<<<<
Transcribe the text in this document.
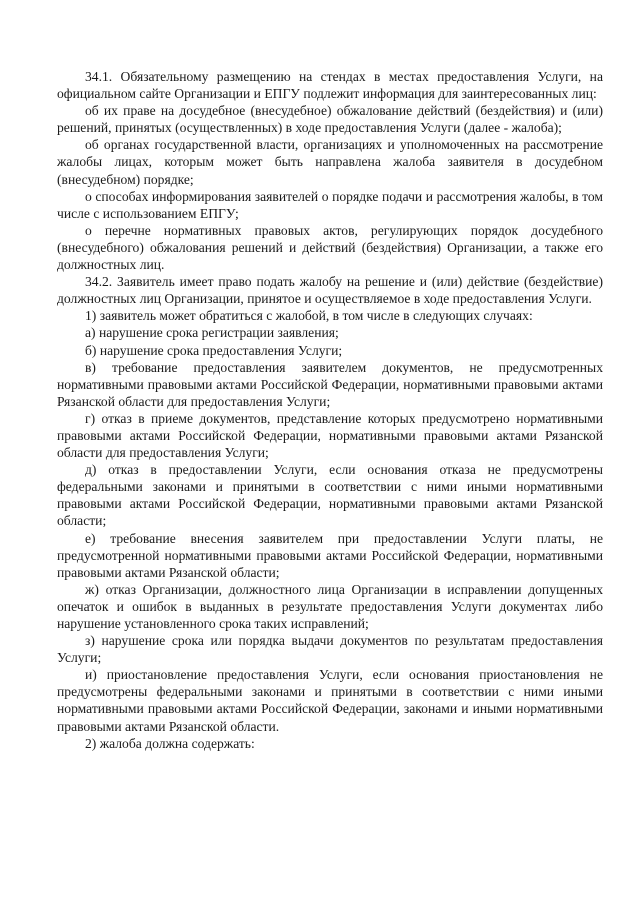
34.1. Обязательному размещению на стендах в местах предоставления Услуги, на официальном сайте Организации и ЕПГУ подлежит информация для заинтересованных лиц:

об их праве на досудебное (внесудебное) обжалование действий (бездействия) и (или) решений, принятых (осуществленных) в ходе предоставления Услуги (далее - жалоба);

об органах государственной власти, организациях и уполномоченных на рассмотрение жалобы лицах, которым может быть направлена жалоба заявителя в досудебном (внесудебном) порядке;

о способах информирования заявителей о порядке подачи и рассмотрения жалобы, в том числе с использованием ЕПГУ;

о перечне нормативных правовых актов, регулирующих порядок досудебного (внесудебного) обжалования решений и действий (бездействия) Организации, а также его должностных лиц.

34.2. Заявитель имеет право подать жалобу на решение и (или) действие (бездействие) должностных лиц Организации, принятое и осуществляемое в ходе предоставления Услуги.

1) заявитель может обратиться с жалобой, в том числе в следующих случаях:

а) нарушение срока регистрации заявления;

б) нарушение срока предоставления Услуги;

в) требование предоставления заявителем документов, не предусмотренных нормативными правовыми актами Российской Федерации, нормативными правовыми актами Рязанской области для предоставления Услуги;

г) отказ в приеме документов, представление которых предусмотрено нормативными правовыми актами Российской Федерации, нормативными правовыми актами Рязанской области для предоставления Услуги;

д) отказ в предоставлении Услуги, если основания отказа не предусмотрены федеральными законами и принятыми в соответствии с ними иными нормативными правовыми актами Российской Федерации, нормативными правовыми актами Рязанской области;

е) требование внесения заявителем при предоставлении Услуги платы, не предусмотренной нормативными правовыми актами Российской Федерации, нормативными правовыми актами Рязанской области;

ж) отказ Организации, должностного лица Организации в исправлении допущенных опечаток и ошибок в выданных в результате предоставления Услуги документах либо нарушение установленного срока таких исправлений;

з) нарушение срока или порядка выдачи документов по результатам предоставления Услуги;

и) приостановление предоставления Услуги, если основания приостановления не предусмотрены федеральными законами и принятыми в соответствии с ними иными нормативными правовыми актами Российской Федерации, законами и иными нормативными правовыми актами Рязанской области.

2) жалоба должна содержать:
>>>>
**What is expected**
Each record above is to be restated exactly, with its pictures removed from the copy.

**Written solution**
Transcribe the text in this document.
34.1. Обязательному размещению на стендах в местах предоставления Услуги, на официальном сайте Организации и ЕПГУ подлежит информация для заинтересованных лиц:

об их праве на досудебное (внесудебное) обжалование действий (бездействия) и (или) решений, принятых (осуществленных) в ходе предоставления Услуги (далее - жалоба);

об органах государственной власти, организациях и уполномоченных на рассмотрение жалобы лицах, которым может быть направлена жалоба заявителя в досудебном (внесудебном) порядке;

о способах информирования заявителей о порядке подачи и рассмотрения жалобы, в том числе с использованием ЕПГУ;

о перечне нормативных правовых актов, регулирующих порядок досудебного (внесудебного) обжалования решений и действий (бездействия) Организации, а также его должностных лиц.

34.2. Заявитель имеет право подать жалобу на решение и (или) действие (бездействие) должностных лиц Организации, принятое и осуществляемое в ходе предоставления Услуги.

1) заявитель может обратиться с жалобой, в том числе в следующих случаях:

а) нарушение срока регистрации заявления;

б) нарушение срока предоставления Услуги;

в) требование предоставления заявителем документов, не предусмотренных нормативными правовыми актами Российской Федерации, нормативными правовыми актами Рязанской области для предоставления Услуги;

г) отказ в приеме документов, представление которых предусмотрено нормативными правовыми актами Российской Федерации, нормативными правовыми актами Рязанской области для предоставления Услуги;

д) отказ в предоставлении Услуги, если основания отказа не предусмотрены федеральными законами и принятыми в соответствии с ними иными нормативными правовыми актами Российской Федерации, нормативными правовыми актами Рязанской области;

е) требование внесения заявителем при предоставлении Услуги платы, не предусмотренной нормативными правовыми актами Российской Федерации, нормативными правовыми актами Рязанской области;

ж) отказ Организации, должностного лица Организации в исправлении допущенных опечаток и ошибок в выданных в результате предоставления Услуги документах либо нарушение установленного срока таких исправлений;

з) нарушение срока или порядка выдачи документов по результатам предоставления Услуги;

и) приостановление предоставления Услуги, если основания приостановления не предусмотрены федеральными законами и принятыми в соответствии с ними иными нормативными правовыми актами Российской Федерации, законами и иными нормативными правовыми актами Рязанской области.

2) жалоба должна содержать:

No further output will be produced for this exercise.